# Start of Excerpted records

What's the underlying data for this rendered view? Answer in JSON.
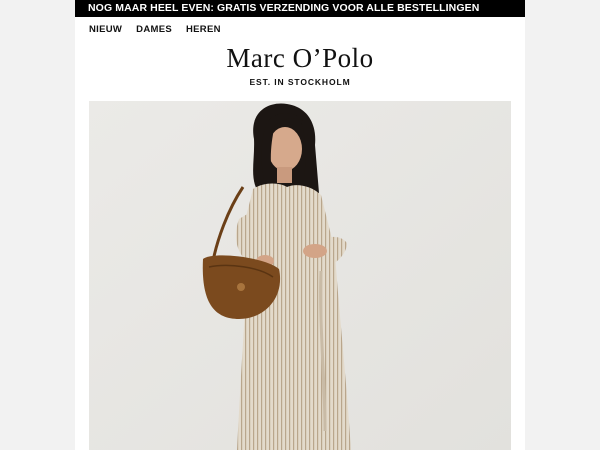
{
  "promo": {
    "text": "NOG MAAR HEEL EVEN: GRATIS VERZENDING VOOR ALLE BESTELLINGEN"
  },
  "nav": {
    "items": [
      "NIEUW",
      "DAMES",
      "HEREN"
    ]
  },
  "brand": {
    "logo": "Marc O’Polo",
    "tagline": "EST. IN STOCKHOLM"
  },
  "hero": {
    "image": "model-in-striped-shirt-dress-with-brown-bag-icon"
  },
  "colors": {
    "promo_bg": "#000000",
    "hero_bg": "#e7e6e3",
    "bag": "#7b4a1e",
    "dress": "#ddd3c3",
    "hair": "#1c1613"
  }
}
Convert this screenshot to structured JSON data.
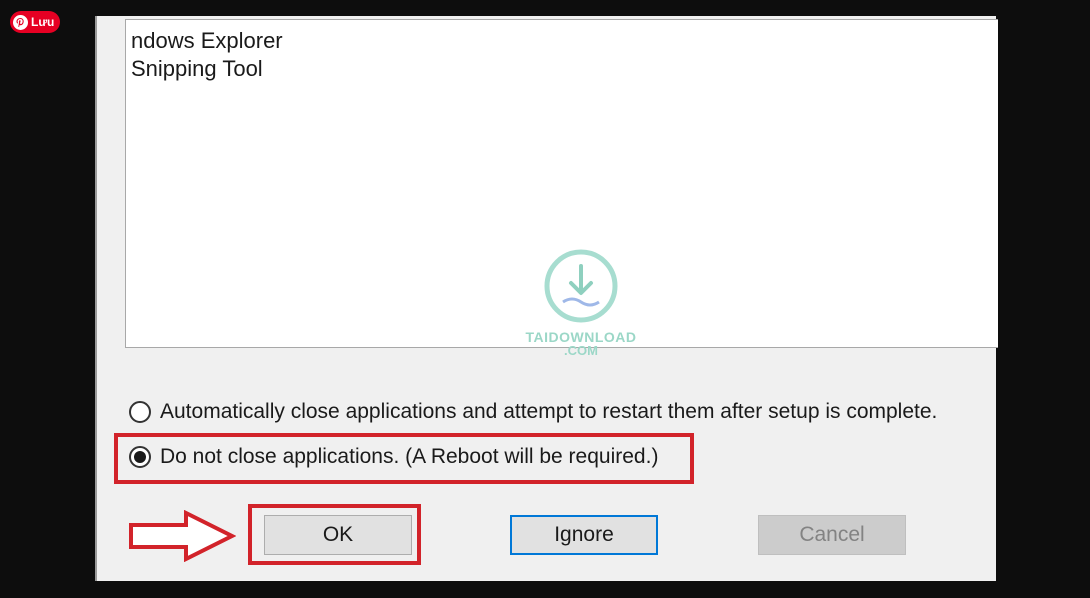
{
  "app_list": {
    "items": [
      "ndows Explorer",
      "Snipping Tool"
    ]
  },
  "pin_badge": {
    "label": "Lưu"
  },
  "watermark": {
    "line1": "TAIDOWNLOAD",
    "line2": ".COM"
  },
  "options": {
    "auto_close": "Automatically close applications and attempt to restart them after setup is complete.",
    "do_not_close": "Do not close applications. (A Reboot will be required.)",
    "selected": "do_not_close"
  },
  "buttons": {
    "ok": "OK",
    "ignore": "Ignore",
    "cancel": "Cancel"
  },
  "colors": {
    "highlight": "#d2232a",
    "focus": "#0078d7",
    "pin_red": "#e60023"
  }
}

# End of Excerpted records

## [Goal]
Read the entries and select each line where the word "dress" is found.

## [Complete answer]
    "image": "model-in-striped-shirt-dress-with-brown-bag-icon"
    "dress": "#ddd3c3",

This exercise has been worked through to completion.